-- Records shown --
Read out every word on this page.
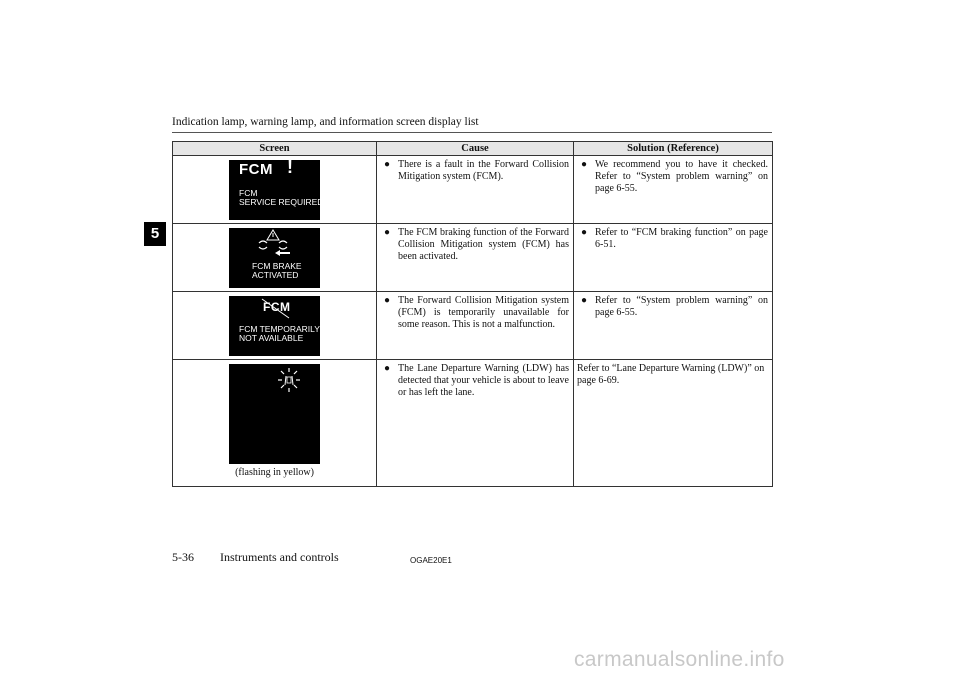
Indication lamp, warning lamp, and information screen display list
5
Screen	Cause	Solution (Reference)

FCM !
FCM
SERVICE REQUIRED	● There is a fault in the Forward Collision Mitigation system (FCM).	● We recommend you to have it checked. Refer to “System problem warning” on page 6-55.

FCM BRAKE
ACTIVATED	● The FCM braking function of the Forward Collision Mitigation system (FCM) has been activated.	● Refer to “FCM braking function” on page 6-51.

FCM
FCM TEMPORARILY
NOT AVAILABLE	● The Forward Collision Mitigation system (FCM) is temporarily unavailable for some reason. This is not a malfunction.	● Refer to “System problem warning” on page 6-55.

(flashing in yellow)	● The Lane Departure Warning (LDW) has detected that your vehicle is about to leave or has left the lane.	Refer to “Lane Departure Warning (LDW)” on page 6-69.
5-36 Instruments and controls	OGAE20E1
carmanualsonline.info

-- Problem statement --
Repeat each line of the records above exactly, but do not copy the pictures.

-- Completed exercise --
Read out every word on this page.
Indication lamp, warning lamp, and information screen display list
5
Screen	Cause	Solution (Reference)

FCM !
FCM
SERVICE REQUIRED	● There is a fault in the Forward Collision Mitigation system (FCM).	● We recommend you to have it checked. Refer to “System problem warning” on page 6-55.

FCM BRAKE
ACTIVATED	● The FCM braking function of the Forward Collision Mitigation system (FCM) has been activated.	● Refer to “FCM braking function” on page 6-51.

FCM
FCM TEMPORARILY
NOT AVAILABLE	● The Forward Collision Mitigation system (FCM) is temporarily unavailable for some reason. This is not a malfunction.	● Refer to “System problem warning” on page 6-55.

(flashing in yellow)	● The Lane Departure Warning (LDW) has detected that your vehicle is about to leave or has left the lane.	Refer to “Lane Departure Warning (LDW)” on page 6-69.
5-36 Instruments and controls	OGAE20E1
carmanualsonline.info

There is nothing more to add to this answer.